CBA share price marches higher amid job cuts and carbon credits

The CBA share price is outperforming the benchmark index today.

| More on:

You’re reading a free article with opinions that may differ from The Motley Fool’s Premium Investing Services. Become a Motley Fool member today to get instant access to our top analyst recommendations, in-depth research, investing resources, and more. Learn More

The Commonwealth Bank of Australia (ASX: CBA) share price is in the green today.

Shares in the S&P/ASX 200 Index (ASX: XJO) bank stock closed yesterday trading for $105. In late morning trade on Thursday, shares are swapping hands for $106.47, up 1.4%.

For some context, the ASX 200 is up 0.6% at this same time.

This comes amid news of another round of job cuts at the big four bank.

A man holds his hand under his chin as he concentrates on his laptop screen and reads about the ANZ share price

Image source: Getty Images

CBA share price lifts amid cost-cutting initiatives

The CBA share price is outperforming the benchmark index today amid news the bank will cut around 250 jobs from its rosters to help reduce operating costs.

-- To be done --
Can you carry on the CBA share price article from its final sentence? You won't need the listing.

-- Material --
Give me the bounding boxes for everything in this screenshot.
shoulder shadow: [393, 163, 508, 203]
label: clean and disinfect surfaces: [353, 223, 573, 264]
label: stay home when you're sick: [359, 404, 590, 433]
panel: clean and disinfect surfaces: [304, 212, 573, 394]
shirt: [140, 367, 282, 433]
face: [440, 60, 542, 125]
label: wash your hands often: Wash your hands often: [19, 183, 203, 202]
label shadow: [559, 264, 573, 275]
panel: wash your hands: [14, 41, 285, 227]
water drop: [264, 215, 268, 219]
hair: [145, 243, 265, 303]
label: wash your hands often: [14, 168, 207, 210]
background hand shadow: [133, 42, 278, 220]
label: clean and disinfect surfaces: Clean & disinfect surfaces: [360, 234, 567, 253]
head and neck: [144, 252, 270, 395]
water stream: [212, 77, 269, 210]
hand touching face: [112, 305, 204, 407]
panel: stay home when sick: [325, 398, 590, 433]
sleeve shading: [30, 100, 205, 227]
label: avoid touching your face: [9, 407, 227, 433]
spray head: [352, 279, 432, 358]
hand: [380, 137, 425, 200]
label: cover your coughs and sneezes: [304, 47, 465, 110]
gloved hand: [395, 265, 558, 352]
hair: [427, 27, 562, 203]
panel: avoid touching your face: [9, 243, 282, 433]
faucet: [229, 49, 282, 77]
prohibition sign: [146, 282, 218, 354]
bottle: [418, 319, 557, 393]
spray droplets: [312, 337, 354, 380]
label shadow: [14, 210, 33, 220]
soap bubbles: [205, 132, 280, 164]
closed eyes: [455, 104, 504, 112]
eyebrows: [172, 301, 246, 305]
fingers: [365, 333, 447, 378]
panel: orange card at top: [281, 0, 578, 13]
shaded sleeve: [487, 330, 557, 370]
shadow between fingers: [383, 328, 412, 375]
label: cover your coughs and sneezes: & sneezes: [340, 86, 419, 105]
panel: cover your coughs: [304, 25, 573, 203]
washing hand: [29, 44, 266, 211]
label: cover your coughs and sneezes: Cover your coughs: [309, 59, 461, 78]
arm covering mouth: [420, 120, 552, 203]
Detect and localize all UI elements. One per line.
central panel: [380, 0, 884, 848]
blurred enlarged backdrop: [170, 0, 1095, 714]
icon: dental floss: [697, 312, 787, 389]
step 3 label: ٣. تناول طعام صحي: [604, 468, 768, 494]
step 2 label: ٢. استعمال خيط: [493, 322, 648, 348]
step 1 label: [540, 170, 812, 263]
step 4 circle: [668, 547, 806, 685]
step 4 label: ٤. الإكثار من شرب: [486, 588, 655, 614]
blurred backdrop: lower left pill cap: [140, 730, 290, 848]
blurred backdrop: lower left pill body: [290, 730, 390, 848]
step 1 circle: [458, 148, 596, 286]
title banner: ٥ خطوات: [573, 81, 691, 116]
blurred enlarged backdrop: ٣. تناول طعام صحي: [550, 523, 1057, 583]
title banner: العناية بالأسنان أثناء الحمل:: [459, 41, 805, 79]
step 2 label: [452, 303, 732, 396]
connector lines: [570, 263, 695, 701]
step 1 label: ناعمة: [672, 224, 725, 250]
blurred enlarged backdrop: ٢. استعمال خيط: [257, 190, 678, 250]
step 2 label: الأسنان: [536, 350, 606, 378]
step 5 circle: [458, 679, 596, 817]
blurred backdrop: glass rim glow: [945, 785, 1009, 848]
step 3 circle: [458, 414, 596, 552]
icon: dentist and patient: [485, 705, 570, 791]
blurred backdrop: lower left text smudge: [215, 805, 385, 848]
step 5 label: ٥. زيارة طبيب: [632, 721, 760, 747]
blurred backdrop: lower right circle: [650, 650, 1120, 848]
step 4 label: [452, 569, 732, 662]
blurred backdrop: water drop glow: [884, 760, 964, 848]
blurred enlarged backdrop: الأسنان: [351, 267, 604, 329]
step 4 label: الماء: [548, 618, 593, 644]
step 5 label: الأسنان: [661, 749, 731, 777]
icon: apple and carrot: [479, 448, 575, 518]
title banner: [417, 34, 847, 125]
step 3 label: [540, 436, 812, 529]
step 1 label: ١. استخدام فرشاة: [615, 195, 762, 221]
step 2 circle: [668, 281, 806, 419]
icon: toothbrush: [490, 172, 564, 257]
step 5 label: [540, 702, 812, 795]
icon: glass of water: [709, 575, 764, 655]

-- Response for this exercise --
According to unnamed sources, cited by The Australian Financial Review, the job cuts will primarily impact workers in CommBank's retail bank and technology unit.

A CBA spokesman said:

As part of our focus on business improvement, we regularly review the skills we need and how we are organised. That means from time to time some roles and work can change or may no longer be required.

The spokesman added that these types of decisions "are never easy nor are taken lightly". He said CBA will work with impacted employees "on finding opportunities and building skills to support them for another role in or outside the bank".

The CBA share price could find some mid-term support as the bank joins some of its big rivals in reducing staff and trimming costs, with management eyeing potential headwinds ahead from rising non-performing mortgage loans.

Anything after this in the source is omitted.